**Exercise requirements:**
Find the string "title" in the entries and copy each line that has it.
———
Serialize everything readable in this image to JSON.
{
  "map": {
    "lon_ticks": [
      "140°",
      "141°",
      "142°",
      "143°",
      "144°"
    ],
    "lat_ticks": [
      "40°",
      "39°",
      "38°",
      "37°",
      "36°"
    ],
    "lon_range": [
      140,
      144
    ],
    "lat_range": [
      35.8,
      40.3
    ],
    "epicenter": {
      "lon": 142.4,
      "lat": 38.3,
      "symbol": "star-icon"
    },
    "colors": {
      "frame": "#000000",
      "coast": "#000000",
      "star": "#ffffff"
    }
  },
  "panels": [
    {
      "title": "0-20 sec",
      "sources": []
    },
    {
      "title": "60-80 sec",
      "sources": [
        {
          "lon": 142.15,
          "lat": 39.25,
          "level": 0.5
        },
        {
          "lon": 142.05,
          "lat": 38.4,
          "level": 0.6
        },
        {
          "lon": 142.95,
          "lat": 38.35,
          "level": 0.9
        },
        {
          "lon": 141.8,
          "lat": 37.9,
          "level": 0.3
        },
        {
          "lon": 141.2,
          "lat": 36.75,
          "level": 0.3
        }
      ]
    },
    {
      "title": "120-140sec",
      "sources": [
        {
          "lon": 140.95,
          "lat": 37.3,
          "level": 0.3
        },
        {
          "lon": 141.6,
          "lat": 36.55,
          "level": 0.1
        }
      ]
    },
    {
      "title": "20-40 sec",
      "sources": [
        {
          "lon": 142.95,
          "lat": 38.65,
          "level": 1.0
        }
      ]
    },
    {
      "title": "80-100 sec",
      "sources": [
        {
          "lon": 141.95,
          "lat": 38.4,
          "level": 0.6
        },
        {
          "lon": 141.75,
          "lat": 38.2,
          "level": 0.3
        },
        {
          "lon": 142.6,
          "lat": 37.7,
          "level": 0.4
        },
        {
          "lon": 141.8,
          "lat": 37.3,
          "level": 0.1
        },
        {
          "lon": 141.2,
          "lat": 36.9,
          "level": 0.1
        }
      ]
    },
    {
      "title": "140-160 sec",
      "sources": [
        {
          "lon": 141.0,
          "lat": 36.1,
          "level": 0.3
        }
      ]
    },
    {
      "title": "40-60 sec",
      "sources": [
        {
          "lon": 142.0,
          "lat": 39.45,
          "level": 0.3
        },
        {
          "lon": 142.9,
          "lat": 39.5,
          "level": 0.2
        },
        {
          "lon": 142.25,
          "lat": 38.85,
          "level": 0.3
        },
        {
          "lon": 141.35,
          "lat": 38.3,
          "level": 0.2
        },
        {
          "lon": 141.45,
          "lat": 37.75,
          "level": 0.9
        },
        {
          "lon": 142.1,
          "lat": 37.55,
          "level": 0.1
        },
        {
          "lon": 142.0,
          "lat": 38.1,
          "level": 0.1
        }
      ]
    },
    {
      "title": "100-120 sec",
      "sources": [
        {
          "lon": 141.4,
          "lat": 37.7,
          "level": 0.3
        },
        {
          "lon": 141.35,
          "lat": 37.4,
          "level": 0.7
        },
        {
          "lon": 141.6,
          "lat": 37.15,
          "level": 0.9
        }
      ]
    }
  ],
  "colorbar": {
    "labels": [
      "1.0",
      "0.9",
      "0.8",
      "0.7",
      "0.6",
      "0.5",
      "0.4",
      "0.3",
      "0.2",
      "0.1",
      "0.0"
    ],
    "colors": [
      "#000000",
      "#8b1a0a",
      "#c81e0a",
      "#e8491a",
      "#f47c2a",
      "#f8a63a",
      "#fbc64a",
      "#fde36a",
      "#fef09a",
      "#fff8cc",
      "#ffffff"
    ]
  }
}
———
**Exercise response:**
      "title": "0-20 sec",
      "title": "60-80 sec",
      "title": "120-140sec",
      "title": "20-40 sec",
      "title": "80-100 sec",
      "title": "140-160 sec",
      "title": "40-60 sec",
      "title": "100-120 sec",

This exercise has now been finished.